* Dataset excerpts:
┏━━

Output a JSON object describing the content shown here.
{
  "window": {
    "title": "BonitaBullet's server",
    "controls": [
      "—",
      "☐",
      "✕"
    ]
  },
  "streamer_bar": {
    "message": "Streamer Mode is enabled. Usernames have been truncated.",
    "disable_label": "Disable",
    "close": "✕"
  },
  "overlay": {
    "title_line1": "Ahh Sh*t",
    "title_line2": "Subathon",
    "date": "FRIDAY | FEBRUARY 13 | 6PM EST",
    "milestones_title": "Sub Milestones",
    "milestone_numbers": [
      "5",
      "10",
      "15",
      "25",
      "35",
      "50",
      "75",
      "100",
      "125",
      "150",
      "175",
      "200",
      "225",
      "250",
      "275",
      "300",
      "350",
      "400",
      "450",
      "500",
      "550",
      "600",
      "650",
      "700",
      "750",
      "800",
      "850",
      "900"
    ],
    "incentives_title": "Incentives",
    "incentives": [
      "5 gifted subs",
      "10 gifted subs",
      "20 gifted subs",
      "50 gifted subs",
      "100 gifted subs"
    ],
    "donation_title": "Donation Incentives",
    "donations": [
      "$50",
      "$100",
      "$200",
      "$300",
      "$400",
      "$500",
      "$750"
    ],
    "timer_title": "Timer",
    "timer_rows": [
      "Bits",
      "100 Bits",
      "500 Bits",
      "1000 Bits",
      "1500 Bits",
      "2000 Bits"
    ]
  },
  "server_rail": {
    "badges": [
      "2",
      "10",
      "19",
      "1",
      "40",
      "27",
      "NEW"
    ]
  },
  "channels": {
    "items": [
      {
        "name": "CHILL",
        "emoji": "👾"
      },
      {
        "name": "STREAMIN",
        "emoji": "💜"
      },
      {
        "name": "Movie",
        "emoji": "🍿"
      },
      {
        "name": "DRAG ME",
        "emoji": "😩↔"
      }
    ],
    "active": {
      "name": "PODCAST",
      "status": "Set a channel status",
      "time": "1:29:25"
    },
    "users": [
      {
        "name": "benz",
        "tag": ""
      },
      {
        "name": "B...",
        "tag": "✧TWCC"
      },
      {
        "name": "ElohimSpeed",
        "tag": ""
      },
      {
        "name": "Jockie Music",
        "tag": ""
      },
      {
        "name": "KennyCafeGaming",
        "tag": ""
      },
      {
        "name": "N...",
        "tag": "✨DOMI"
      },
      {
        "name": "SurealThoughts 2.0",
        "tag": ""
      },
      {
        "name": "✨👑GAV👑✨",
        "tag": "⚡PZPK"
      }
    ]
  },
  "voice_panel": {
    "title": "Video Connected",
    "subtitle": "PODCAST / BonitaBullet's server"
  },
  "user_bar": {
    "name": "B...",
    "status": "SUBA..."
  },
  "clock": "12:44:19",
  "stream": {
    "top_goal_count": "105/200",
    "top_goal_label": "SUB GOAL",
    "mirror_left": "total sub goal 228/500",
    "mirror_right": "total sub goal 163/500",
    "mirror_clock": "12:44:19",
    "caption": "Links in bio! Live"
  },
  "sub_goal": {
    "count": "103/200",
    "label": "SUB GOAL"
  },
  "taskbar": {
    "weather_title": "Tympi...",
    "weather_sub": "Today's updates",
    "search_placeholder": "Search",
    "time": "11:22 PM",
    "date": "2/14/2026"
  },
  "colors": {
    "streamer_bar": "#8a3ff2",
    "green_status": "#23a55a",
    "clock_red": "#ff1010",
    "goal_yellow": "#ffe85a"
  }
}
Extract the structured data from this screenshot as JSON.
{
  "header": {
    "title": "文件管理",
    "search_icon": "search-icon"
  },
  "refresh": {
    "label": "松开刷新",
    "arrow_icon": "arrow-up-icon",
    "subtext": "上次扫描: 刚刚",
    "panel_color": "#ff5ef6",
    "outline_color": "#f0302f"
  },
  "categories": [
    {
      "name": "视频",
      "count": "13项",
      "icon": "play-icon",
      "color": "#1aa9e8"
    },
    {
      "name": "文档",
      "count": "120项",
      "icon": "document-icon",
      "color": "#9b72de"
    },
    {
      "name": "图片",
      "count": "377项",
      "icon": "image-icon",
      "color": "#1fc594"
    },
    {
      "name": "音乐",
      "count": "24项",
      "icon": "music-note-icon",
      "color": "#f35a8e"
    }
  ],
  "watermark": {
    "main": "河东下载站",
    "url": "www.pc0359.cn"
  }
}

┗━━

* WHAT NEEDS TO BE DONE:
Where a line of the entries contains the word "subs", copy that line.

* FULL ANSWER:
      "5 gifted subs",
      "10 gifted subs",
      "20 gifted subs",
      "50 gifted subs",
      "100 gifted subs"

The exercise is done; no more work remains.